Filter for the word "arrow" and keep each matching line.

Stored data
----
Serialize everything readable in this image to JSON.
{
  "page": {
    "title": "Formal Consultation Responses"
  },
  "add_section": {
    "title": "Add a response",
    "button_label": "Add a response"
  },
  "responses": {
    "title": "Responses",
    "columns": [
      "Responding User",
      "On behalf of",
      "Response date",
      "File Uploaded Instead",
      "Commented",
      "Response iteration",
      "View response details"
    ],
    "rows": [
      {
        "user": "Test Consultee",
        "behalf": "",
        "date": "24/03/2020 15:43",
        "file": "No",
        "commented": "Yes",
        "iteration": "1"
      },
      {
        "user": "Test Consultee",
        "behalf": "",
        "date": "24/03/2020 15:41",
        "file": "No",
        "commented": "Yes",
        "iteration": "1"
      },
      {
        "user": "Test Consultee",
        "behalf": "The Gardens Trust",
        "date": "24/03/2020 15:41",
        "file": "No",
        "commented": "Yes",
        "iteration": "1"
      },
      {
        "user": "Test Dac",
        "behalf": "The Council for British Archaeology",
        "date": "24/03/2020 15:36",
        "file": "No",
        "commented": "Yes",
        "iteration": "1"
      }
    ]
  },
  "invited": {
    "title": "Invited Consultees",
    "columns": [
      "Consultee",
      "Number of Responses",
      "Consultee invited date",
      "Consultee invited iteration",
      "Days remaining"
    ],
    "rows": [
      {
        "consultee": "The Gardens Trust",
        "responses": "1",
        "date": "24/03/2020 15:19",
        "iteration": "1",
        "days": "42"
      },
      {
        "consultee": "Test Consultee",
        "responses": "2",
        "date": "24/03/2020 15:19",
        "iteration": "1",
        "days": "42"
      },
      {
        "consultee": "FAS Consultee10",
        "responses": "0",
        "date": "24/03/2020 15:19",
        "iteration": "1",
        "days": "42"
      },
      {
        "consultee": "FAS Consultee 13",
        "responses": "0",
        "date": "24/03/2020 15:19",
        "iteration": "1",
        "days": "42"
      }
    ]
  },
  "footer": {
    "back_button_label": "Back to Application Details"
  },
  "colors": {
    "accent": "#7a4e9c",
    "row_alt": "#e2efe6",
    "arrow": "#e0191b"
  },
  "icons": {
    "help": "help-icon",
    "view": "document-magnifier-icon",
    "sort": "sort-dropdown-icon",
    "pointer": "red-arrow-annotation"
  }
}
----
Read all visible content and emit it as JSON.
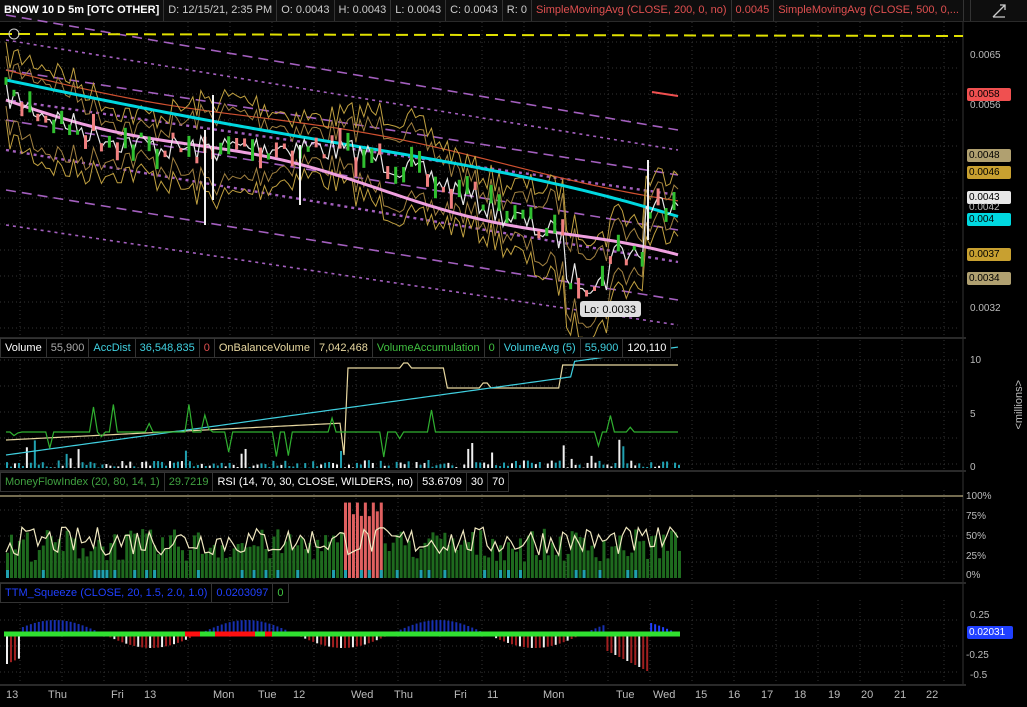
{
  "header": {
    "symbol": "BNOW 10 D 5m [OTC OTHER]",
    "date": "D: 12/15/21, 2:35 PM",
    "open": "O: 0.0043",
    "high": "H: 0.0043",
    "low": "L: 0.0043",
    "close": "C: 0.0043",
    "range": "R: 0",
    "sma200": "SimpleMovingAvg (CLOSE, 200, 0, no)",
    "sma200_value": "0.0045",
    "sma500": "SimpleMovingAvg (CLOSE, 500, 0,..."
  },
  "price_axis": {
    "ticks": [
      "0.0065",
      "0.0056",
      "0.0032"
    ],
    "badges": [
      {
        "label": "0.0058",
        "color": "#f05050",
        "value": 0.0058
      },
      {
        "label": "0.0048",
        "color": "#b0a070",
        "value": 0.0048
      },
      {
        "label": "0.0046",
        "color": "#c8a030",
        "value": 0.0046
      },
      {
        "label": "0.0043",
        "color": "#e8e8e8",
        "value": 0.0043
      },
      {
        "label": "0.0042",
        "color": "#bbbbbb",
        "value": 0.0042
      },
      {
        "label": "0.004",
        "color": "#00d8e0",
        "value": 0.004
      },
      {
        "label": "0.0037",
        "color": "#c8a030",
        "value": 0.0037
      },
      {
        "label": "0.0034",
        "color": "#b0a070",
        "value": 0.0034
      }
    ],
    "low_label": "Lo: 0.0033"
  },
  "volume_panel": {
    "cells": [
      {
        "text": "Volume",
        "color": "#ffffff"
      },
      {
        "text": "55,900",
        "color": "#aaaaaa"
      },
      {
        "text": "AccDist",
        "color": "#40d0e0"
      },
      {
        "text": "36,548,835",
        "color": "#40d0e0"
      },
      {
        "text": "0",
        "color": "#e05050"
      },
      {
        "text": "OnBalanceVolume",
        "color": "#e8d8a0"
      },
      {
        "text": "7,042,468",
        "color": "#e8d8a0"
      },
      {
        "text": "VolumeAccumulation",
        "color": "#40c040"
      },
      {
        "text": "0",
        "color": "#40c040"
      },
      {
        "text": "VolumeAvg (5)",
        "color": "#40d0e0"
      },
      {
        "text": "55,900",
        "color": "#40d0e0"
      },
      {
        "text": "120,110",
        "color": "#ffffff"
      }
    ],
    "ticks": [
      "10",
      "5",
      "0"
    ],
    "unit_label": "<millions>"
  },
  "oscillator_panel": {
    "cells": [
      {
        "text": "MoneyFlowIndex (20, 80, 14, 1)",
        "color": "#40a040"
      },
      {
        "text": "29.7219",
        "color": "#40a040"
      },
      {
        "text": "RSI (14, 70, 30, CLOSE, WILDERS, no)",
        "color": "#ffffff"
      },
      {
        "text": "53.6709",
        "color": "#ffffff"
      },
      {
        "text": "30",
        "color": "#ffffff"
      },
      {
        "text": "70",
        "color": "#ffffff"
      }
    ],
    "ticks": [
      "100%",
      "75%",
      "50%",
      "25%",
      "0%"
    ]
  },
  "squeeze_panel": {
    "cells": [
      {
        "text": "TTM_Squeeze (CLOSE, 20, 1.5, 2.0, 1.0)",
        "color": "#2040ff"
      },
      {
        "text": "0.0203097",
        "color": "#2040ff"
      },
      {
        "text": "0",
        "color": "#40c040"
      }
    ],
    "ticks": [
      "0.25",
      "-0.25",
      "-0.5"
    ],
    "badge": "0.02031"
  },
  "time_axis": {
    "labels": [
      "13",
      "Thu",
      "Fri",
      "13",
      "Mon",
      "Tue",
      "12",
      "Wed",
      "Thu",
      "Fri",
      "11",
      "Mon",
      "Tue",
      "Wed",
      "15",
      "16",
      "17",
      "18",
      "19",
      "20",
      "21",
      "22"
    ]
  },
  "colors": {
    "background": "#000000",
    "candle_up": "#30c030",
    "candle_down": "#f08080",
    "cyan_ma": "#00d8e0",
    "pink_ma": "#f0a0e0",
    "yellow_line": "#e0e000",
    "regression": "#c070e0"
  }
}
----
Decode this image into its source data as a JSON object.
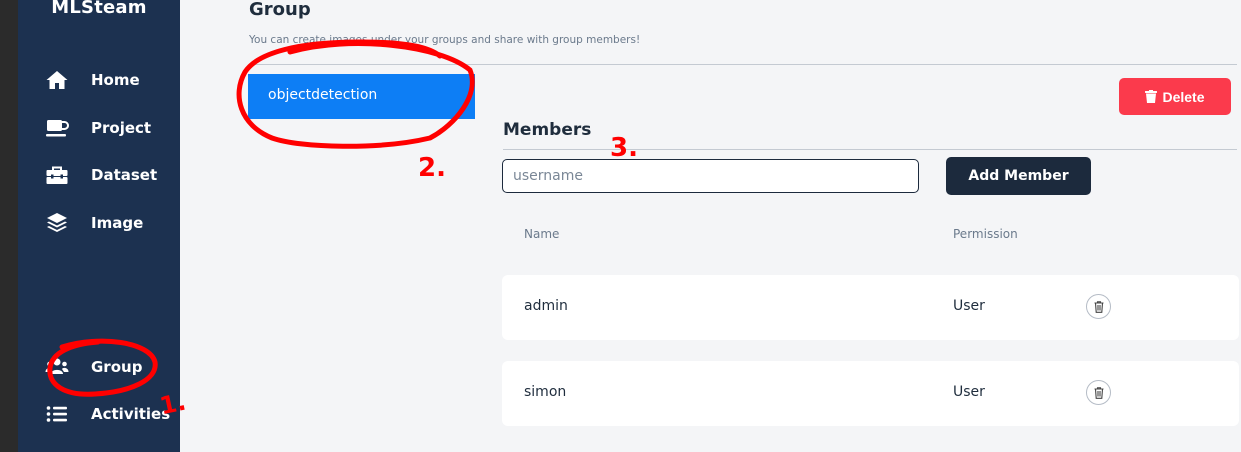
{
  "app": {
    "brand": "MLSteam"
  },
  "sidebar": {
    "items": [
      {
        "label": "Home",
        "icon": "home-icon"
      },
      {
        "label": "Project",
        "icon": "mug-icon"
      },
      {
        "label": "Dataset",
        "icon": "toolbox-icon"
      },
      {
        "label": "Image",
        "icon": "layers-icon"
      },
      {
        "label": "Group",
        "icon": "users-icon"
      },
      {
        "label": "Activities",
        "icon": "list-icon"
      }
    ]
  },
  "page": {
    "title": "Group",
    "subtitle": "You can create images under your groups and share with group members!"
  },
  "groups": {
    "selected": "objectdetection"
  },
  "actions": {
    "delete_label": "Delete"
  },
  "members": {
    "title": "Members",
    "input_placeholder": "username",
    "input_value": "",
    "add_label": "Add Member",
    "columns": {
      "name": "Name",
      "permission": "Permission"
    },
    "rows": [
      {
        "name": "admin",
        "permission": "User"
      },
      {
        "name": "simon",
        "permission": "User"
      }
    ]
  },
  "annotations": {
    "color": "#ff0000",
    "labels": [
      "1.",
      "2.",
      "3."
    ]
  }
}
----
## EXERCISE OUTPUT
    "arrow": "#e0191b"
    "pointer": "red-arrow-annotation"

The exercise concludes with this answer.